§ **Stated task**
Pull every line that holds the word "type" from the entries.

§ **Information given**
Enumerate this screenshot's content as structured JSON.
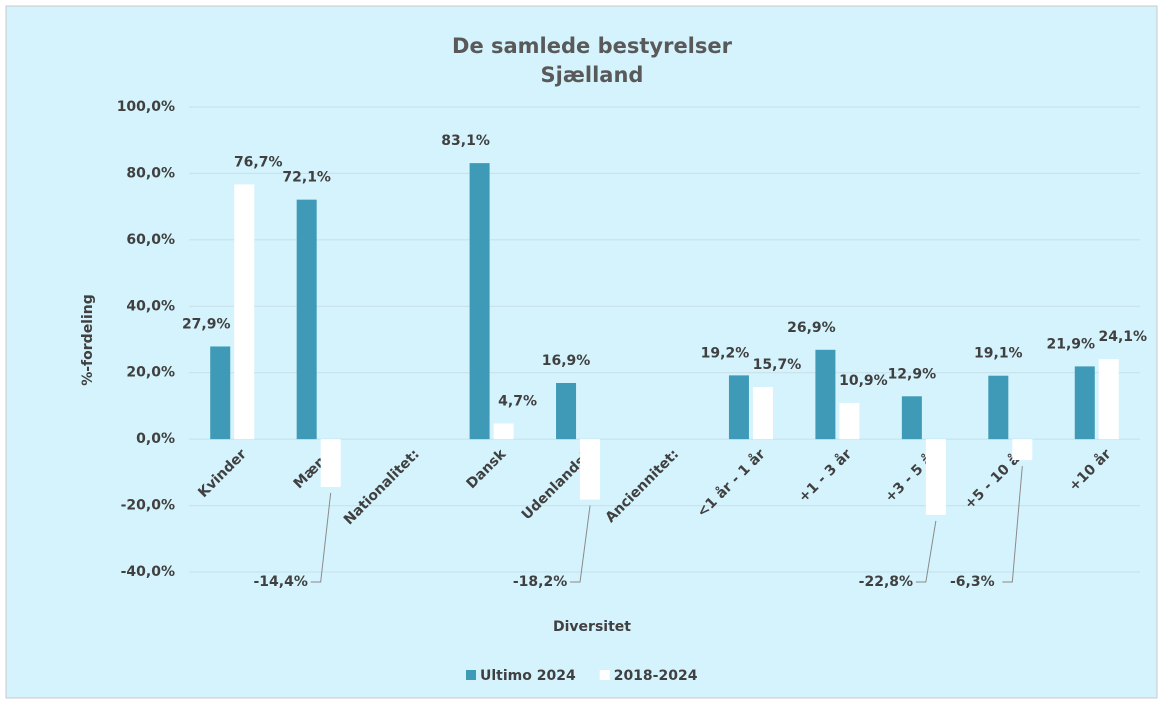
{
  "chart_data": {
    "type": "bar",
    "title": [
      "De samlede bestyrelser",
      "Sjælland"
    ],
    "xlabel": "Diversitet",
    "ylabel": "%-fordeling",
    "categories": [
      "Kvinder",
      "Mænd",
      "Nationalitet:",
      "Dansk",
      "Udenlandsk",
      "Anciennitet:",
      "<1 år - 1 år",
      "+1 - 3 år",
      "+3 - 5 år",
      "+5 - 10 år",
      "+10 år"
    ],
    "series": [
      {
        "name": "Ultimo 2024",
        "color": "#3e9ab6",
        "values": [
          27.9,
          72.1,
          null,
          83.1,
          16.9,
          null,
          19.2,
          26.9,
          12.9,
          19.1,
          21.9
        ],
        "value_labels": [
          "27,9%",
          "72,1%",
          null,
          "83,1%",
          "16,9%",
          null,
          "19,2%",
          "26,9%",
          "12,9%",
          "19,1%",
          "21,9%"
        ]
      },
      {
        "name": "2018-2024",
        "color": "#ffffff",
        "values": [
          76.7,
          -14.4,
          null,
          4.7,
          -18.2,
          null,
          15.7,
          10.9,
          -22.8,
          -6.3,
          24.1
        ],
        "value_labels": [
          "76,7%",
          "-14,4%",
          null,
          "4,7%",
          "-18,2%",
          null,
          "15,7%",
          "10,9%",
          "-22,8%",
          "-6,3%",
          "24,1%"
        ]
      }
    ],
    "ylim": [
      -40,
      100
    ],
    "yticks": [
      {
        "value": -40,
        "label": "-40,0%"
      },
      {
        "value": -20,
        "label": "-20,0%"
      },
      {
        "value": 0,
        "label": "0,0%"
      },
      {
        "value": 20,
        "label": "20,0%"
      },
      {
        "value": 40,
        "label": "40,0%"
      },
      {
        "value": 60,
        "label": "60,0%"
      },
      {
        "value": 80,
        "label": "80,0%"
      },
      {
        "value": 100,
        "label": "100,0%"
      }
    ],
    "grid": true,
    "legend": "bottom"
  }
}
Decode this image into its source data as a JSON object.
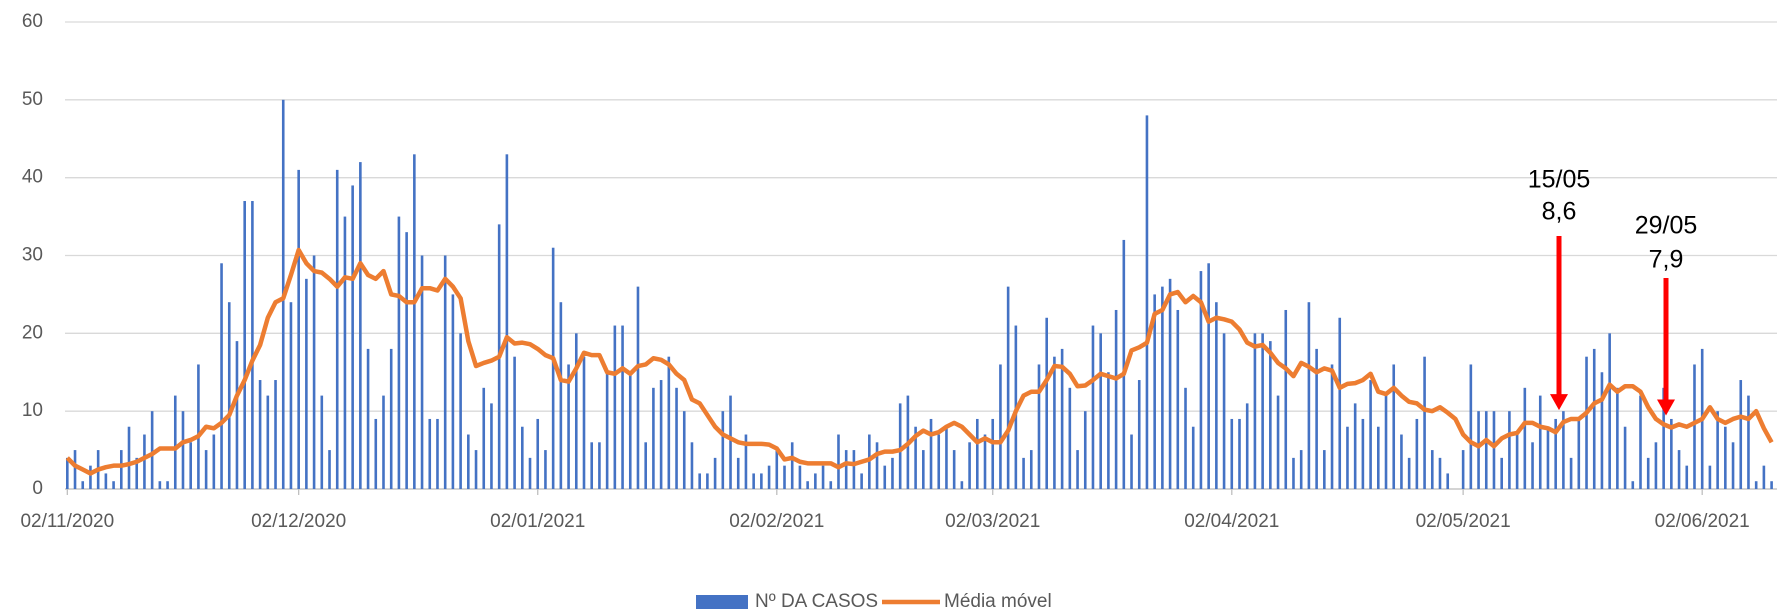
{
  "chart_data": {
    "type": "bar-line",
    "categories": [
      "02/11/2020",
      null,
      null,
      null,
      null,
      null,
      null,
      null,
      null,
      null,
      null,
      null,
      null,
      null,
      null,
      null,
      null,
      null,
      null,
      null,
      null,
      null,
      null,
      null,
      null,
      null,
      null,
      null,
      null,
      null,
      "02/12/2020",
      null,
      null,
      null,
      null,
      null,
      null,
      null,
      null,
      null,
      null,
      null,
      null,
      null,
      null,
      null,
      null,
      null,
      null,
      null,
      null,
      null,
      null,
      null,
      null,
      null,
      null,
      null,
      null,
      null,
      null,
      "02/01/2021",
      null,
      null,
      null,
      null,
      null,
      null,
      null,
      null,
      null,
      null,
      null,
      null,
      null,
      null,
      null,
      null,
      null,
      null,
      null,
      null,
      null,
      null,
      null,
      null,
      null,
      null,
      null,
      null,
      null,
      null,
      "02/02/2021",
      null,
      null,
      null,
      null,
      null,
      null,
      null,
      null,
      null,
      null,
      null,
      null,
      null,
      null,
      null,
      null,
      null,
      null,
      null,
      null,
      null,
      null,
      null,
      null,
      null,
      null,
      null,
      "02/03/2021",
      null,
      null,
      null,
      null,
      null,
      null,
      null,
      null,
      null,
      null,
      null,
      null,
      null,
      null,
      null,
      null,
      null,
      null,
      null,
      null,
      null,
      null,
      null,
      null,
      null,
      null,
      null,
      null,
      null,
      null,
      "02/04/2021",
      null,
      null,
      null,
      null,
      null,
      null,
      null,
      null,
      null,
      null,
      null,
      null,
      null,
      null,
      null,
      null,
      null,
      null,
      null,
      null,
      null,
      null,
      null,
      null,
      null,
      null,
      null,
      null,
      null,
      "02/05/2021",
      null,
      null,
      null,
      null,
      null,
      null,
      null,
      null,
      null,
      null,
      null,
      null,
      null,
      null,
      null,
      null,
      null,
      null,
      null,
      null,
      null,
      null,
      null,
      null,
      null,
      null,
      null,
      null,
      null,
      null,
      "02/06/2021",
      null,
      null,
      null,
      null,
      null,
      null,
      null,
      null,
      null
    ],
    "series": [
      {
        "name": "Nº DA CASOS",
        "type": "bar",
        "color": "#4472c4",
        "values": [
          4,
          5,
          1,
          3,
          5,
          2,
          1,
          5,
          8,
          4,
          7,
          10,
          1,
          1,
          12,
          10,
          6,
          16,
          5,
          7,
          29,
          24,
          19,
          37,
          37,
          14,
          12,
          14,
          50,
          24,
          41,
          27,
          30,
          12,
          5,
          41,
          35,
          39,
          42,
          18,
          9,
          12,
          18,
          35,
          33,
          43,
          30,
          9,
          9,
          30,
          25,
          20,
          7,
          5,
          13,
          11,
          34,
          43,
          17,
          8,
          4,
          9,
          5,
          31,
          24,
          16,
          20,
          17,
          6,
          6,
          15,
          21,
          21,
          15,
          26,
          6,
          13,
          14,
          17,
          13,
          10,
          6,
          2,
          2,
          4,
          10,
          12,
          4,
          7,
          2,
          2,
          3,
          5,
          3,
          6,
          3,
          1,
          2,
          3,
          1,
          7,
          5,
          5,
          2,
          7,
          6,
          3,
          4,
          11,
          12,
          8,
          5,
          9,
          7,
          8,
          5,
          1,
          6,
          9,
          7,
          9,
          16,
          26,
          21,
          4,
          5,
          16,
          22,
          17,
          18,
          13,
          5,
          10,
          21,
          20,
          15,
          23,
          32,
          7,
          14,
          48,
          25,
          26,
          27,
          23,
          13,
          8,
          28,
          29,
          24,
          20,
          9,
          9,
          11,
          20,
          20,
          19,
          12,
          23,
          4,
          5,
          24,
          18,
          5,
          16,
          22,
          8,
          11,
          9,
          14,
          8,
          12,
          16,
          7,
          4,
          9,
          17,
          5,
          4,
          2,
          0,
          5,
          16,
          10,
          10,
          10,
          4,
          10,
          7,
          13,
          6,
          12,
          8,
          9,
          10,
          4,
          9,
          17,
          18,
          15,
          20,
          13,
          8,
          1,
          12,
          4,
          6,
          13,
          9,
          5,
          3,
          16,
          18,
          3,
          10,
          8,
          6,
          14,
          12,
          1,
          3,
          1
        ]
      },
      {
        "name": "Média móvel",
        "type": "line",
        "color": "#ed7d31",
        "values": [
          4,
          3,
          2.5,
          2,
          2.5,
          2.8,
          3,
          3,
          3.2,
          3.5,
          4,
          4.5,
          5.2,
          5.2,
          5.2,
          6,
          6.3,
          6.8,
          8,
          7.8,
          8.5,
          9.5,
          12,
          14,
          16.5,
          18.5,
          22,
          24,
          24.5,
          27.5,
          30.7,
          29,
          28,
          27.8,
          27,
          26,
          27.2,
          27,
          29,
          27.5,
          27,
          28,
          25,
          24.8,
          24,
          24,
          25.8,
          25.8,
          25.5,
          27,
          26,
          24.5,
          19,
          15.8,
          16.2,
          16.5,
          17,
          19.5,
          18.7,
          18.8,
          18.6,
          18,
          17.2,
          16.8,
          14,
          13.8,
          15.5,
          17.5,
          17.2,
          17.2,
          15,
          14.8,
          15.5,
          14.8,
          15.8,
          16,
          16.8,
          16.6,
          16,
          14.8,
          14,
          11.5,
          11,
          9.5,
          8,
          7,
          6.5,
          6,
          5.8,
          5.8,
          5.8,
          5.7,
          5.2,
          3.8,
          4,
          3.5,
          3.3,
          3.3,
          3.3,
          3.3,
          2.8,
          3.3,
          3.2,
          3.5,
          3.8,
          4.5,
          4.8,
          4.8,
          5,
          5.8,
          6.8,
          7.5,
          7,
          7.3,
          8,
          8.5,
          8,
          7,
          6,
          6.5,
          6,
          6,
          7.5,
          10,
          12,
          12.5,
          12.5,
          14,
          15.8,
          15.7,
          14.8,
          13.2,
          13.3,
          14,
          14.8,
          14.5,
          14.2,
          14.8,
          17.8,
          18.2,
          18.8,
          22.5,
          23,
          25,
          25.3,
          24,
          24.8,
          24,
          21.5,
          22,
          21.8,
          21.5,
          20.5,
          18.8,
          18.3,
          18.5,
          17.5,
          16.2,
          15.5,
          14.5,
          16.2,
          15.7,
          15,
          15.5,
          15.2,
          13,
          13.5,
          13.6,
          14,
          14.8,
          12.5,
          12.2,
          13,
          12,
          11.2,
          11,
          10.2,
          10,
          10.5,
          9.8,
          9,
          7,
          6,
          5.5,
          6.3,
          5.5,
          6.5,
          7,
          7.2,
          8.5,
          8.5,
          8,
          7.8,
          7.3,
          8.6,
          9,
          9,
          9.8,
          11,
          11.5,
          13.4,
          12.5,
          13.2,
          13.2,
          12.5,
          10.5,
          9,
          8.3,
          7.9,
          8.3,
          8,
          8.5,
          9,
          10.5,
          9,
          8.5,
          9,
          9.3,
          9,
          10,
          7.8,
          6
        ]
      }
    ],
    "ylim": [
      0,
      60
    ],
    "yticks": [
      0,
      10,
      20,
      30,
      40,
      50,
      60
    ],
    "grid": true,
    "legend": "bottom",
    "annotations": [
      {
        "date": "15/05",
        "value": 8.6,
        "value_label": "8,6",
        "color": "#ff0000"
      },
      {
        "date": "29/05",
        "value": 7.9,
        "value_label": "7,9",
        "color": "#ff0000"
      }
    ]
  }
}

§ **Task answer**
    "type": "bar",
    "type": "bar-line",
        "type": "bar",
        "type": "line",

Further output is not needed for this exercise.